> EXERCISES TO COMPLETE:
(A) In the Python and Git setup guide, shorten the paragraph beginning "You might wonder" to one or two sentences and keep its main facts.
(B) According to the Python and Git setup guide, where can you find your GitHub proxy email address?
(C) Proceed with the Python and Git setup guide after its final sentence, in the same voice and format.

*** SOURCE PASSAGE

Windows WSL (Ubuntu):

sudo apt update
sudo apt install python3 python3-pip python3-venv

Windows Native:

# Option 1: Official installer from python.org
# Download Python 3.12+ from <https://python.org>

# Option 2: Using winget (Windows Package Manager)
winget install -e --id Python.Python.3.12

Mac:

# Option 1: Using Homebrew (recommended)
# First install Homebrew from <https://brew.sh>
brew install python3

# Option 2: Official installer from python.org
# Download Python 3.12+ from <https://python.org>

Verify Installation:

python3 --version
# Should show: Python 3.12.x (or similar)

Text Editor Options

You'll need a good text editor to write Python code. Here are your options:

Visual Studio Code (Recommended):

Other Options:

Why VS Code?

IDE Choice Guidance

VS Code strikes the perfect balance between simplicity and power. It's what most professional data scientists use, and it's what we'll use in this course.

Starting with GitHub

Creating Your GitHub Account

Reference:

  1. Go to github.com
  2. Sign up with your UCSF email (or personal email)
    • Use your actual UCSF email so I can find you, or not
    • You can always add/remove email addresses later
  3. Choose a professional username (you'll use this for years!)
  4. Verify your email address

Username Tips:

GitHub Student Pack (Optional Bonus) With your .edu email, you can get free premium features. We don't need them for class, but they're nice to have!

Setting Up Git in VS Code

  1. Install VS Code (if not already done)
  2. Open VS Code → View → Source Control (or Ctrl+Shift+G)
  3. If first time: VS Code will prompt to configure Git username/email

Git configuration (one-time setup):

DON'T USE YOUR REAL EMAIL IN GIT CONFIG

You don't want to put your email all over the public internet, so GitHub provides a proxy service. You can see the proxy email address in your GitHub email settings https://github.com/settings/emails.

GitHub Email Setup

Setting up Git in the Command Line

(Shouldn't be necessary if already done through VS Code)

git config --global user.name "<YOUR NAME>"
git config --global user.email "<YOUR GITHUB PROXY EMAIL>"

LIVE DEMO!

Setting up

Why Both Python and Command Line?

You might wonder: "Why do I need to learn two things at once?" Here's the reality - professional data scientists constantly switch between Python scripts and command line operations. You'll write Python to analyze data, then use command line to organize files, run scripts, and manage projects.

It's like being bilingual in the data world. Python speaks to your data, command line speaks to your computer.

Command Line Essentials

What is the Command Line?

The command line is your direct conversation with your computer. Instead of clicking icons, you type commands. Why? Because it's faster, more precise, and works exactly the same way on every computer.

Think of it as texting your computer instead of playing charades with icons.

******
*** DATA ENTRIES

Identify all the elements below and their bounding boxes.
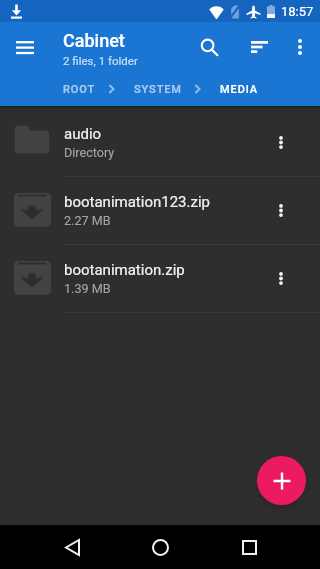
staticText: bootanimation123.zip [64, 193, 210, 211]
staticText: 2.27 MB [64, 213, 111, 228]
button[interactable]: More options [282, 29, 318, 65]
button[interactable]: ROOT [63, 83, 96, 96]
button[interactable]: Home [140, 527, 180, 567]
button[interactable]: Add [257, 456, 306, 505]
staticText: audio [64, 125, 102, 143]
button[interactable]: audio [0, 109, 320, 177]
button[interactable]: Recent apps [229, 527, 269, 567]
button[interactable]: bootanimation123.zip [0, 177, 320, 245]
staticText: 1.39 MB [64, 281, 111, 296]
staticText: SYSTEM [134, 83, 182, 96]
staticText: Directory [64, 145, 115, 160]
staticText: bootanimation.zip [64, 261, 185, 279]
staticText: 18:57 [281, 4, 314, 19]
staticText: ROOT [63, 83, 96, 96]
button[interactable]: Open navigation drawer [8, 30, 42, 64]
button[interactable]: MEDIA [220, 83, 259, 96]
staticText: 2 files, 1 folder [63, 54, 138, 67]
button[interactable]: SYSTEM [134, 83, 182, 96]
button[interactable]: File options [262, 177, 320, 244]
button[interactable]: File options [262, 245, 320, 312]
staticText: MEDIA [220, 83, 259, 96]
button[interactable]: Back [52, 527, 92, 567]
button[interactable]: bootanimation.zip [0, 245, 320, 313]
button[interactable]: Search [189, 27, 229, 67]
button[interactable]: File options [262, 109, 320, 176]
staticText: Cabinet [63, 30, 125, 51]
button[interactable]: Sort [239, 27, 279, 67]
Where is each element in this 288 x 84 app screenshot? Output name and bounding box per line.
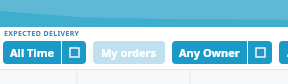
button[interactable]: Clear All Time filter <box>62 41 86 64</box>
button[interactable]: Any Owner <box>172 41 272 64</box>
staticText: My orders <box>101 45 157 60</box>
button[interactable]: All Time <box>3 41 86 64</box>
button[interactable]: Clear Any Owner filter <box>248 41 272 64</box>
staticText: Any Owner <box>179 45 240 60</box>
button[interactable]: Any Status <box>279 41 288 64</box>
staticText: EXPECTED DELIVERY <box>4 29 80 39</box>
button[interactable]: My orders <box>93 41 165 64</box>
staticText: All Time <box>10 45 54 60</box>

******

> FINAL RESULTS:
(A) Professional data scientists constantly switch between Python scripts and the command line. They use Python to analyze data and the command line to organize files, run scripts, and manage projects.

(B) It is in your GitHub email settings at https://github.com/settings/emails.

(C)
Unix System Reference

Navigation Commands

Reference:

Brief Example:

pwd                    # Shows: /Users/yourname
ls                     # Shows files in current directory
cd Documents           # Move to Documents folder
pwd                    # Shows: /Users/yourname/Documents

File and Directory Operations

Reference:

Extended Examples for Data Science Workflows:

# Create a typical data science project structure
mkdir data-science-project
cd data-science-project
mkdir data scripts results docs

# Create placeholder files for our project
touch data/raw_data.csv
touch scripts/analysis.py
touch docs/project_notes.md

# View our project structure
ls -la
# You'll see: data/ scripts/ results/ docs/ and our files

# Copy important files to backup location
cp data/raw_data.csv data/raw_data_backup.csv

# Rename a file to be more descriptive
mv scripts/analysis.py scripts/customer_analysis.py

Common File Operation Patterns:

# Pattern 1: Organizing downloaded data files
mkdir -p project/data/{raw,processed,cleaned}
mv ~/Downloads/*.csv project/data/raw/

# Pattern 2: Creating dated backup directories
mkdir backups/$(date +%Y-%m-%d)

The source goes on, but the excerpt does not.